> **Objective**
Rewrite all the rows below, replacing "bar-chart-icon" with "chart-button" wherever it occurs and keeping everything else the same. Leave the pictures out of your answer.

Visual layout annotation data:
:::::

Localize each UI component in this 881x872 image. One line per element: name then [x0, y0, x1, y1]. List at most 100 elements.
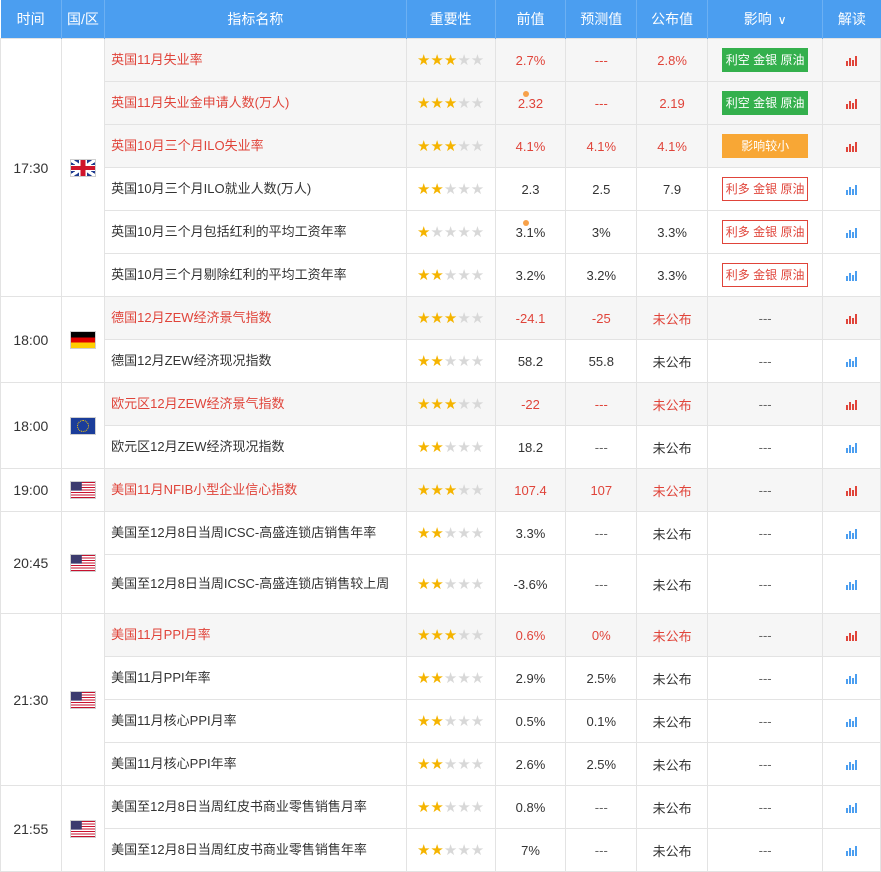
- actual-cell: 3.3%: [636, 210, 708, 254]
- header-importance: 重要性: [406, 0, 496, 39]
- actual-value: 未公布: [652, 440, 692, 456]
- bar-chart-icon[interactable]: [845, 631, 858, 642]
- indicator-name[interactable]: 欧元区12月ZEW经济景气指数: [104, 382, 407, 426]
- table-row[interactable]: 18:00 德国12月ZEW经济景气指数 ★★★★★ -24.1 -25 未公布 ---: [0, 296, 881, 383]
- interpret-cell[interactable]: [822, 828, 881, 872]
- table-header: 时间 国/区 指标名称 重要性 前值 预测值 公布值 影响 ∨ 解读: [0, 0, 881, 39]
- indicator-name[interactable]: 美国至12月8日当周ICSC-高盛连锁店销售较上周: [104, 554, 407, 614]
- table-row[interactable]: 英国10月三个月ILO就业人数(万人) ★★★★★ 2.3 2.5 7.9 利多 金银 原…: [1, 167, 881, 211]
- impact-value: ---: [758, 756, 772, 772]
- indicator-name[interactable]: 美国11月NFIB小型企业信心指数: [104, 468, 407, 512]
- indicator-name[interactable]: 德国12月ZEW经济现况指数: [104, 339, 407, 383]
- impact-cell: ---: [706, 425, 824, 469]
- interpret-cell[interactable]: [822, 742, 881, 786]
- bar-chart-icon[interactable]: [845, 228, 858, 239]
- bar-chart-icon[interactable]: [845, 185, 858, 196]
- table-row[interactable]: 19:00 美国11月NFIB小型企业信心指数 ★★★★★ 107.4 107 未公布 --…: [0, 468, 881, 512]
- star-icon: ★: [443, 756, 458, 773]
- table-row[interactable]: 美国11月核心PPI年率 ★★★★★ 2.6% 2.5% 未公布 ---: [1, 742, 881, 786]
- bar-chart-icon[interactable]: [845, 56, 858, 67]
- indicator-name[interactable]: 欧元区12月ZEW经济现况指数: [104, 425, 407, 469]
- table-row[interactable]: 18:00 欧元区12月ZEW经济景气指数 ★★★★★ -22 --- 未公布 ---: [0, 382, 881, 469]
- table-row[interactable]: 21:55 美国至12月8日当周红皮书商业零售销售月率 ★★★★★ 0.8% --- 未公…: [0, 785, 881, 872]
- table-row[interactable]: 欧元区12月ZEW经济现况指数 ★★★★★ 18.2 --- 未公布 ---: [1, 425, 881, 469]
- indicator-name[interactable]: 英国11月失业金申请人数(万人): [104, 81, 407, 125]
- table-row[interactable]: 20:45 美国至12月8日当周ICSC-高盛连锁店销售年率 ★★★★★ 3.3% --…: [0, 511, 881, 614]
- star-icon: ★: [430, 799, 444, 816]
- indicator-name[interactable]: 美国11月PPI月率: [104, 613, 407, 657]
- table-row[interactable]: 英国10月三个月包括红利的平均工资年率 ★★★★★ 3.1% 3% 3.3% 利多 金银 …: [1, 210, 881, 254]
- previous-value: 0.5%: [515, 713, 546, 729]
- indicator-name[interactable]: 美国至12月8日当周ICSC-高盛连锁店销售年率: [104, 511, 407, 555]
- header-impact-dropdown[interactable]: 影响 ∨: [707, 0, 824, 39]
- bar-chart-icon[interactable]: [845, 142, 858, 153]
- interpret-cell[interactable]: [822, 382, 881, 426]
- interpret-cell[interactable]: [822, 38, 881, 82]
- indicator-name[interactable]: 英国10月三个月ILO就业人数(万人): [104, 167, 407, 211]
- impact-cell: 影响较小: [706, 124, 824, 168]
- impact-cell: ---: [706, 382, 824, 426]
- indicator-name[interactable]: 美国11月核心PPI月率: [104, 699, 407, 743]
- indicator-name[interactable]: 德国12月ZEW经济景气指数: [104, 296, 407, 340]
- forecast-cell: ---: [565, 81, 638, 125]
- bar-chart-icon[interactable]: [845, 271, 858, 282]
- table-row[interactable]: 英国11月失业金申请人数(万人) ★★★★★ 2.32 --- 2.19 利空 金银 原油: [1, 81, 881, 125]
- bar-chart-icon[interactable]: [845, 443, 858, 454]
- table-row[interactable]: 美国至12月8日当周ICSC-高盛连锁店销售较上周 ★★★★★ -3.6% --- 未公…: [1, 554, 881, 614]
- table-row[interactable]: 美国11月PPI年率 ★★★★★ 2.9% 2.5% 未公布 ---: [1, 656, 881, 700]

:::::

> **Output for this task**
Localize each UI component in this 881x872 image. One line per element: name then [x0, y0, x1, y1]. List at most 100 elements.
- actual-cell: 3.3%: [636, 210, 708, 254]
- header-importance: 重要性: [406, 0, 496, 39]
- actual-value: 未公布: [652, 440, 692, 456]
- chart-button[interactable]: [845, 631, 858, 642]
- indicator-name[interactable]: 欧元区12月ZEW经济景气指数: [104, 382, 407, 426]
- table-row[interactable]: 18:00 德国12月ZEW经济景气指数 ★★★★★ -24.1 -25 未公布 ---: [0, 296, 881, 383]
- interpret-cell[interactable]: [822, 828, 881, 872]
- table-header: 时间 国/区 指标名称 重要性 前值 预测值 公布值 影响 ∨ 解读: [0, 0, 881, 39]
- indicator-name[interactable]: 美国至12月8日当周ICSC-高盛连锁店销售较上周: [104, 554, 407, 614]
- table-row[interactable]: 英国10月三个月ILO就业人数(万人) ★★★★★ 2.3 2.5 7.9 利多 金银 原…: [1, 167, 881, 211]
- impact-value: ---: [758, 756, 772, 772]
- indicator-name[interactable]: 美国11月NFIB小型企业信心指数: [104, 468, 407, 512]
- indicator-name[interactable]: 德国12月ZEW经济现况指数: [104, 339, 407, 383]
- impact-cell: ---: [706, 425, 824, 469]
- interpret-cell[interactable]: [822, 742, 881, 786]
- chart-button[interactable]: [845, 228, 858, 239]
- chart-button[interactable]: [845, 185, 858, 196]
- table-row[interactable]: 19:00 美国11月NFIB小型企业信心指数 ★★★★★ 107.4 107 未公布 --…: [0, 468, 881, 512]
- star-icon: ★: [443, 756, 458, 773]
- table-row[interactable]: 美国11月核心PPI年率 ★★★★★ 2.6% 2.5% 未公布 ---: [1, 742, 881, 786]
- chart-button[interactable]: [845, 56, 858, 67]
- indicator-name[interactable]: 欧元区12月ZEW经济现况指数: [104, 425, 407, 469]
- table-row[interactable]: 18:00 欧元区12月ZEW经济景气指数 ★★★★★ -22 --- 未公布 ---: [0, 382, 881, 469]
- table-row[interactable]: 21:55 美国至12月8日当周红皮书商业零售销售月率 ★★★★★ 0.8% --- 未公…: [0, 785, 881, 872]
- table-row[interactable]: 欧元区12月ZEW经济现况指数 ★★★★★ 18.2 --- 未公布 ---: [1, 425, 881, 469]
- indicator-name[interactable]: 英国11月失业金申请人数(万人): [104, 81, 407, 125]
- table-row[interactable]: 20:45 美国至12月8日当周ICSC-高盛连锁店销售年率 ★★★★★ 3.3% --…: [0, 511, 881, 614]
- star-icon: ★: [430, 799, 444, 816]
- indicator-name[interactable]: 美国11月PPI月率: [104, 613, 407, 657]
- table-row[interactable]: 英国10月三个月包括红利的平均工资年率 ★★★★★ 3.1% 3% 3.3% 利多 金银 …: [1, 210, 881, 254]
- previous-value: 0.5%: [515, 713, 546, 729]
- indicator-name[interactable]: 美国至12月8日当周ICSC-高盛连锁店销售年率: [104, 511, 407, 555]
- header-impact-dropdown[interactable]: 影响 ∨: [707, 0, 824, 39]
- chart-button[interactable]: [845, 142, 858, 153]
- interpret-cell[interactable]: [822, 382, 881, 426]
- interpret-cell[interactable]: [822, 38, 881, 82]
- indicator-name[interactable]: 英国10月三个月ILO就业人数(万人): [104, 167, 407, 211]
- impact-cell: 影响较小: [706, 124, 824, 168]
- impact-cell: ---: [706, 382, 824, 426]
- indicator-name[interactable]: 美国11月核心PPI月率: [104, 699, 407, 743]
- indicator-name[interactable]: 德国12月ZEW经济景气指数: [104, 296, 407, 340]
- forecast-cell: ---: [565, 81, 638, 125]
- chart-button[interactable]: [845, 271, 858, 282]
- table-row[interactable]: 英国11月失业金申请人数(万人) ★★★★★ 2.32 --- 2.19 利空 金银 原油: [1, 81, 881, 125]
- chart-button[interactable]: [845, 443, 858, 454]
- table-row[interactable]: 美国至12月8日当周ICSC-高盛连锁店销售较上周 ★★★★★ -3.6% --- 未公…: [1, 554, 881, 614]
- table-row[interactable]: 美国11月PPI年率 ★★★★★ 2.9% 2.5% 未公布 ---: [1, 656, 881, 700]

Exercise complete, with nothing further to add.